* _Directions_: Using the records below, count the lines with "South" in them. Give the number only.

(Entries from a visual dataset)
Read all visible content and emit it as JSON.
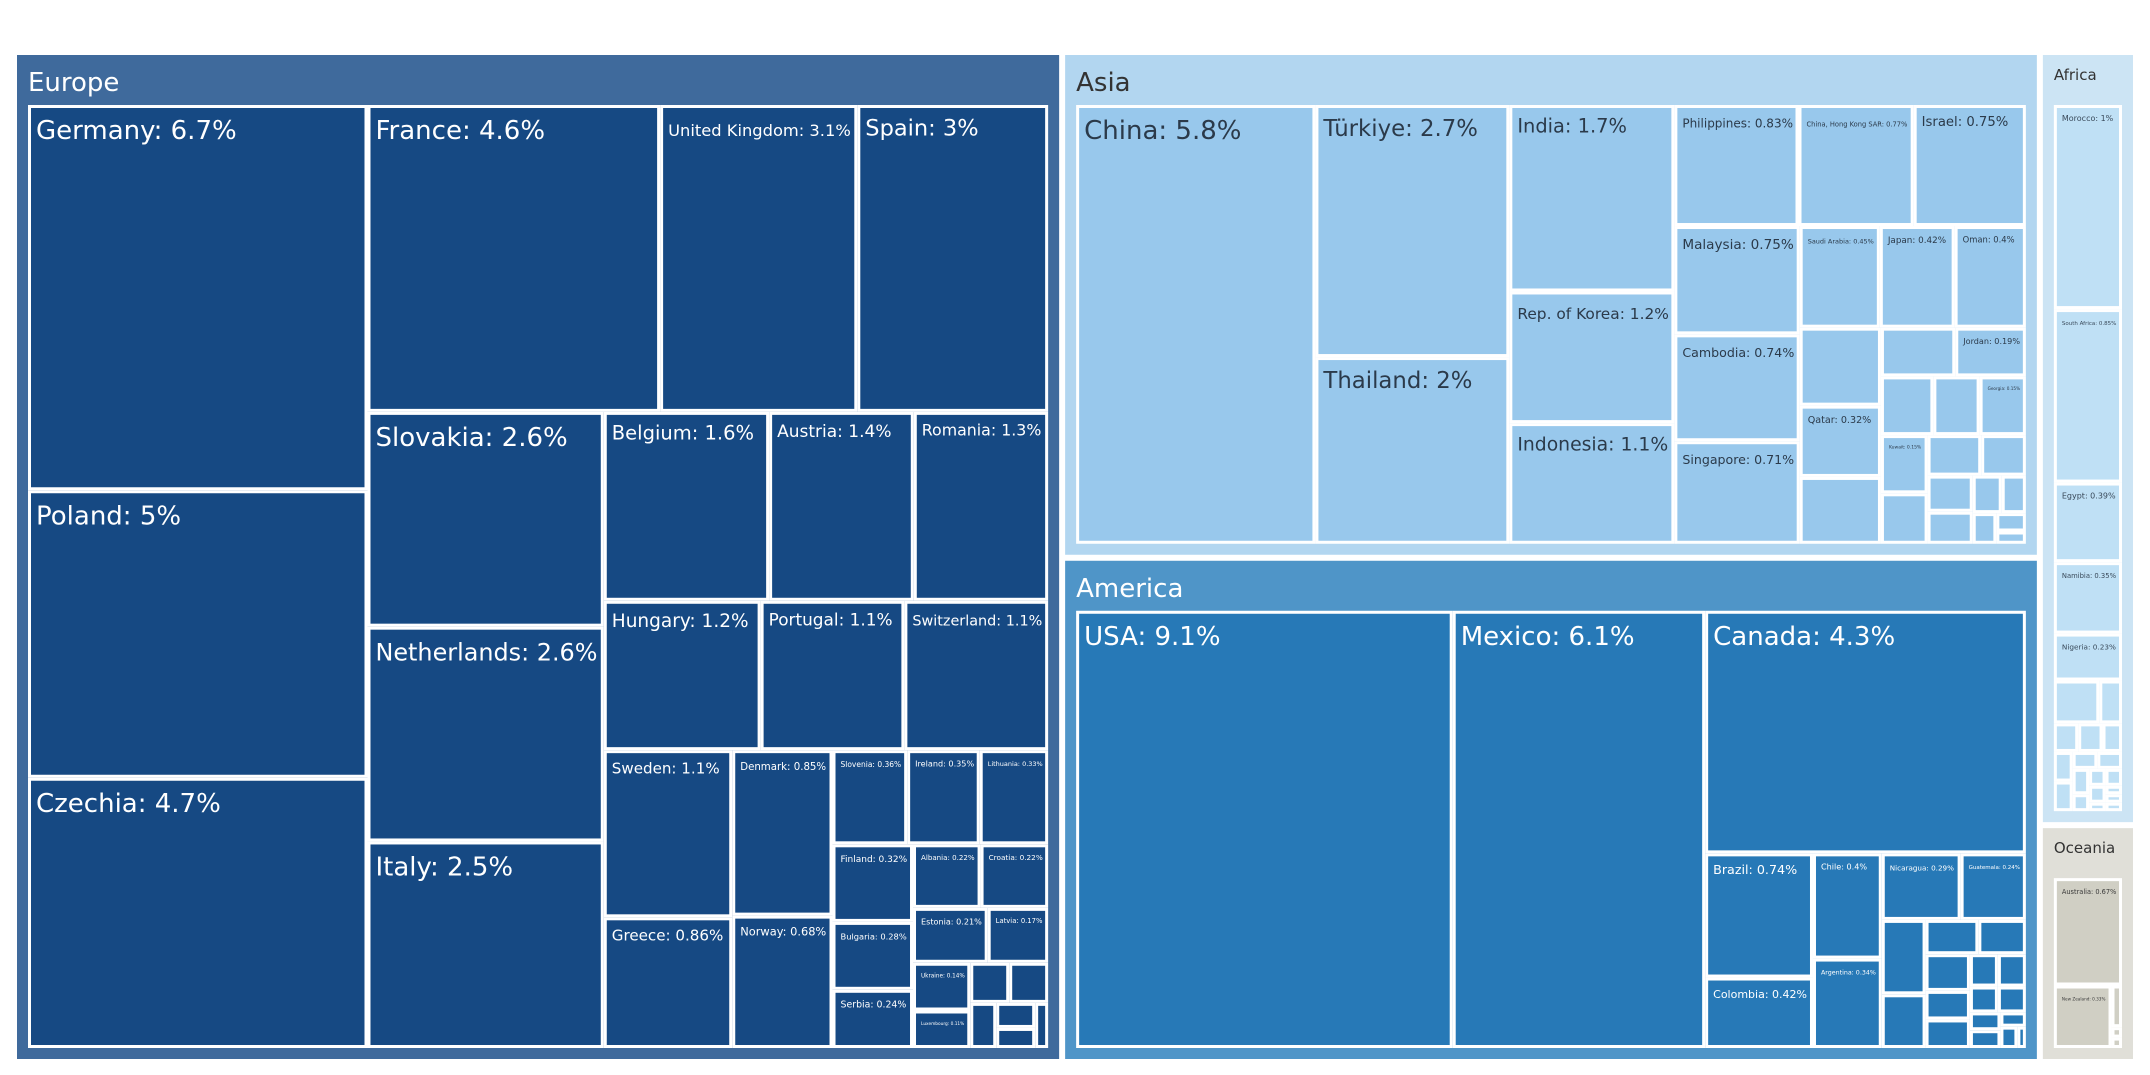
{
  "chart_data": {
    "type": "treemap",
    "title": "",
    "colors": {
      "Europe": {
        "parent": "#3f6a9c",
        "leaf": "#164983",
        "text": "#ffffff",
        "titleText": "#ffffff"
      },
      "America": {
        "parent": "#4f95c8",
        "leaf": "#2779b7",
        "text": "#ffffff",
        "titleText": "#ffffff"
      },
      "Asia": {
        "parent": "#b2d6f0",
        "leaf": "#98c8ec",
        "text": "#2b3a4a",
        "titleText": "#333333"
      },
      "Africa": {
        "parent": "#cce4f4",
        "leaf": "#bfe0f5",
        "text": "#3a4a5a",
        "titleText": "#333333"
      },
      "Oceania": {
        "parent": "#e0dfd8",
        "leaf": "#d0cfc4",
        "text": "#3a3a3a",
        "titleText": "#333333"
      }
    },
    "groups": [
      {
        "name": "Europe",
        "label": "Europe",
        "items": [
          {
            "name": "Germany",
            "label": "Germany: 6.7%",
            "value": 6.7
          },
          {
            "name": "Poland",
            "label": "Poland: 5%",
            "value": 5.0
          },
          {
            "name": "Czechia",
            "label": "Czechia: 4.7%",
            "value": 4.7
          },
          {
            "name": "France",
            "label": "France: 4.6%",
            "value": 4.6
          },
          {
            "name": "United Kingdom",
            "label": "United Kingdom: 3.1%",
            "value": 3.1
          },
          {
            "name": "Spain",
            "label": "Spain: 3%",
            "value": 3.0
          },
          {
            "name": "Slovakia",
            "label": "Slovakia: 2.6%",
            "value": 2.6
          },
          {
            "name": "Netherlands",
            "label": "Netherlands: 2.6%",
            "value": 2.6
          },
          {
            "name": "Italy",
            "label": "Italy: 2.5%",
            "value": 2.5
          },
          {
            "name": "Belgium",
            "label": "Belgium: 1.6%",
            "value": 1.6
          },
          {
            "name": "Austria",
            "label": "Austria: 1.4%",
            "value": 1.4
          },
          {
            "name": "Romania",
            "label": "Romania: 1.3%",
            "value": 1.3
          },
          {
            "name": "Hungary",
            "label": "Hungary: 1.2%",
            "value": 1.2
          },
          {
            "name": "Portugal",
            "label": "Portugal: 1.1%",
            "value": 1.1
          },
          {
            "name": "Switzerland",
            "label": "Switzerland: 1.1%",
            "value": 1.1
          },
          {
            "name": "Sweden",
            "label": "Sweden: 1.1%",
            "value": 1.1
          },
          {
            "name": "Greece",
            "label": "Greece: 0.86%",
            "value": 0.86
          },
          {
            "name": "Denmark",
            "label": "Denmark: 0.85%",
            "value": 0.85
          },
          {
            "name": "Norway",
            "label": "Norway: 0.68%",
            "value": 0.68
          },
          {
            "name": "Slovenia",
            "label": "Slovenia: 0.36%",
            "value": 0.36
          },
          {
            "name": "Ireland",
            "label": "Ireland: 0.35%",
            "value": 0.35
          },
          {
            "name": "Lithuania",
            "label": "Lithuania: 0.33%",
            "value": 0.33
          },
          {
            "name": "Finland",
            "label": "Finland: 0.32%",
            "value": 0.32
          },
          {
            "name": "Albania",
            "label": "Albania: 0.22%",
            "value": 0.22
          },
          {
            "name": "Croatia",
            "label": "Croatia: 0.22%",
            "value": 0.22
          },
          {
            "name": "Bulgaria",
            "label": "Bulgaria: 0.28%",
            "value": 0.28
          },
          {
            "name": "Estonia",
            "label": "Estonia: 0.21%",
            "value": 0.21
          },
          {
            "name": "Latvia",
            "label": "Latvia: 0.17%",
            "value": 0.17
          },
          {
            "name": "Serbia",
            "label": "Serbia: 0.24%",
            "value": 0.24
          },
          {
            "name": "Ukraine",
            "label": "Ukraine: 0.14%",
            "value": 0.14
          },
          {
            "name": "Luxembourg",
            "label": "Luxembourg: 0.11%",
            "value": 0.11
          },
          {
            "name": "",
            "label": "",
            "value": 0.08
          },
          {
            "name": "",
            "label": "",
            "value": 0.08
          },
          {
            "name": "",
            "label": "",
            "value": 0.06
          },
          {
            "name": "",
            "label": "",
            "value": 0.05
          },
          {
            "name": "",
            "label": "",
            "value": 0.04
          },
          {
            "name": "",
            "label": "",
            "value": 0.03
          }
        ]
      },
      {
        "name": "America",
        "label": "America",
        "items": [
          {
            "name": "USA",
            "label": "USA: 9.1%",
            "value": 9.1
          },
          {
            "name": "Mexico",
            "label": "Mexico: 6.1%",
            "value": 6.1
          },
          {
            "name": "Canada",
            "label": "Canada: 4.3%",
            "value": 4.3
          },
          {
            "name": "Brazil",
            "label": "Brazil: 0.74%",
            "value": 0.74
          },
          {
            "name": "Colombia",
            "label": "Colombia: 0.42%",
            "value": 0.42
          },
          {
            "name": "Chile",
            "label": "Chile: 0.4%",
            "value": 0.4
          },
          {
            "name": "Argentina",
            "label": "Argentina: 0.34%",
            "value": 0.34
          },
          {
            "name": "Nicaragua",
            "label": "Nicaragua: 0.29%",
            "value": 0.29
          },
          {
            "name": "Guatemala",
            "label": "Guatemala: 0.24%",
            "value": 0.24
          },
          {
            "name": "",
            "label": "",
            "value": 0.18
          },
          {
            "name": "",
            "label": "",
            "value": 0.13
          },
          {
            "name": "",
            "label": "",
            "value": 0.1
          },
          {
            "name": "",
            "label": "",
            "value": 0.09
          },
          {
            "name": "",
            "label": "",
            "value": 0.09
          },
          {
            "name": "",
            "label": "",
            "value": 0.07
          },
          {
            "name": "",
            "label": "",
            "value": 0.07
          },
          {
            "name": "",
            "label": "",
            "value": 0.05
          },
          {
            "name": "",
            "label": "",
            "value": 0.05
          },
          {
            "name": "",
            "label": "",
            "value": 0.04
          },
          {
            "name": "",
            "label": "",
            "value": 0.04
          },
          {
            "name": "",
            "label": "",
            "value": 0.03
          },
          {
            "name": "",
            "label": "",
            "value": 0.03
          },
          {
            "name": "",
            "label": "",
            "value": 0.02
          },
          {
            "name": "",
            "label": "",
            "value": 0.02
          },
          {
            "name": "",
            "label": "",
            "value": 0.01
          }
        ]
      },
      {
        "name": "Asia",
        "label": "Asia",
        "items": [
          {
            "name": "China",
            "label": "China: 5.8%",
            "value": 5.8
          },
          {
            "name": "Türkiye",
            "label": "Türkiye: 2.7%",
            "value": 2.7
          },
          {
            "name": "Thailand",
            "label": "Thailand: 2%",
            "value": 2.0
          },
          {
            "name": "India",
            "label": "India: 1.7%",
            "value": 1.7
          },
          {
            "name": "Rep. of Korea",
            "label": "Rep. of Korea: 1.2%",
            "value": 1.2
          },
          {
            "name": "Indonesia",
            "label": "Indonesia: 1.1%",
            "value": 1.1
          },
          {
            "name": "Philippines",
            "label": "Philippines: 0.83%",
            "value": 0.83
          },
          {
            "name": "China, Hong Kong SAR",
            "label": "China, Hong Kong SAR: 0.77%",
            "value": 0.77
          },
          {
            "name": "Israel",
            "label": "Israel: 0.75%",
            "value": 0.75
          },
          {
            "name": "Malaysia",
            "label": "Malaysia: 0.75%",
            "value": 0.75
          },
          {
            "name": "Cambodia",
            "label": "Cambodia: 0.74%",
            "value": 0.74
          },
          {
            "name": "Singapore",
            "label": "Singapore: 0.71%",
            "value": 0.71
          },
          {
            "name": "Saudi Arabia",
            "label": "Saudi Arabia: 0.45%",
            "value": 0.45
          },
          {
            "name": "Japan",
            "label": "Japan: 0.42%",
            "value": 0.42
          },
          {
            "name": "Oman",
            "label": "Oman: 0.4%",
            "value": 0.4
          },
          {
            "name": "",
            "label": "",
            "value": 0.35
          },
          {
            "name": "Qatar",
            "label": "Qatar: 0.32%",
            "value": 0.32
          },
          {
            "name": "",
            "label": "",
            "value": 0.3
          },
          {
            "name": "",
            "label": "",
            "value": 0.2
          },
          {
            "name": "",
            "label": "",
            "value": 0.17
          },
          {
            "name": "",
            "label": "",
            "value": 0.15
          },
          {
            "name": "Jordan",
            "label": "Jordan: 0.19%",
            "value": 0.19
          },
          {
            "name": "Georgia",
            "label": "Georgia: 0.15%",
            "value": 0.15
          },
          {
            "name": "Kuwait",
            "label": "Kuwait: 0.15%",
            "value": 0.15
          },
          {
            "name": "",
            "label": "",
            "value": 0.13
          },
          {
            "name": "",
            "label": "",
            "value": 0.12
          },
          {
            "name": "",
            "label": "",
            "value": 0.1
          },
          {
            "name": "",
            "label": "",
            "value": 0.09
          },
          {
            "name": "",
            "label": "",
            "value": 0.08
          },
          {
            "name": "",
            "label": "",
            "value": 0.06
          },
          {
            "name": "",
            "label": "",
            "value": 0.05
          },
          {
            "name": "",
            "label": "",
            "value": 0.04
          },
          {
            "name": "",
            "label": "",
            "value": 0.03
          },
          {
            "name": "",
            "label": "",
            "value": 0.02
          }
        ]
      },
      {
        "name": "Africa",
        "label": "Africa",
        "items": [
          {
            "name": "Morocco",
            "label": "Morocco: 1%",
            "value": 1.0
          },
          {
            "name": "South Africa",
            "label": "South Africa: 0.85%",
            "value": 0.85
          },
          {
            "name": "Egypt",
            "label": "Egypt: 0.39%",
            "value": 0.39
          },
          {
            "name": "Namibia",
            "label": "Namibia: 0.35%",
            "value": 0.35
          },
          {
            "name": "Nigeria",
            "label": "Nigeria: 0.23%",
            "value": 0.23
          },
          {
            "name": "",
            "label": "",
            "value": 0.14
          },
          {
            "name": "",
            "label": "",
            "value": 0.07
          },
          {
            "name": "",
            "label": "",
            "value": 0.05
          },
          {
            "name": "",
            "label": "",
            "value": 0.05
          },
          {
            "name": "",
            "label": "",
            "value": 0.04
          },
          {
            "name": "",
            "label": "",
            "value": 0.04
          },
          {
            "name": "",
            "label": "",
            "value": 0.04
          },
          {
            "name": "",
            "label": "",
            "value": 0.03
          },
          {
            "name": "",
            "label": "",
            "value": 0.03
          },
          {
            "name": "",
            "label": "",
            "value": 0.03
          },
          {
            "name": "",
            "label": "",
            "value": 0.02
          },
          {
            "name": "",
            "label": "",
            "value": 0.02
          },
          {
            "name": "",
            "label": "",
            "value": 0.02
          },
          {
            "name": "",
            "label": "",
            "value": 0.02
          },
          {
            "name": "",
            "label": "",
            "value": 0.01
          },
          {
            "name": "",
            "label": "",
            "value": 0.01
          },
          {
            "name": "",
            "label": "",
            "value": 0.01
          },
          {
            "name": "",
            "label": "",
            "value": 0.01
          }
        ]
      },
      {
        "name": "Oceania",
        "label": "Oceania",
        "items": [
          {
            "name": "Australia",
            "label": "Australia: 0.67%",
            "value": 0.67
          },
          {
            "name": "New Zealand",
            "label": "New Zealand: 0.33%",
            "value": 0.33
          },
          {
            "name": "",
            "label": "",
            "value": 0.04
          },
          {
            "name": "",
            "label": "",
            "value": 0.01
          },
          {
            "name": "",
            "label": "",
            "value": 0.01
          }
        ]
      }
    ]
  }
}
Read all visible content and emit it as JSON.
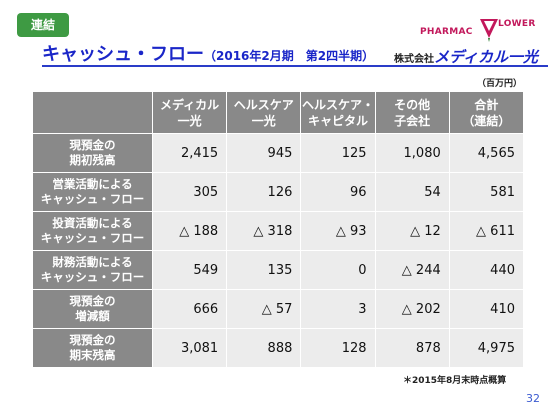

* _Exercise answer_: 2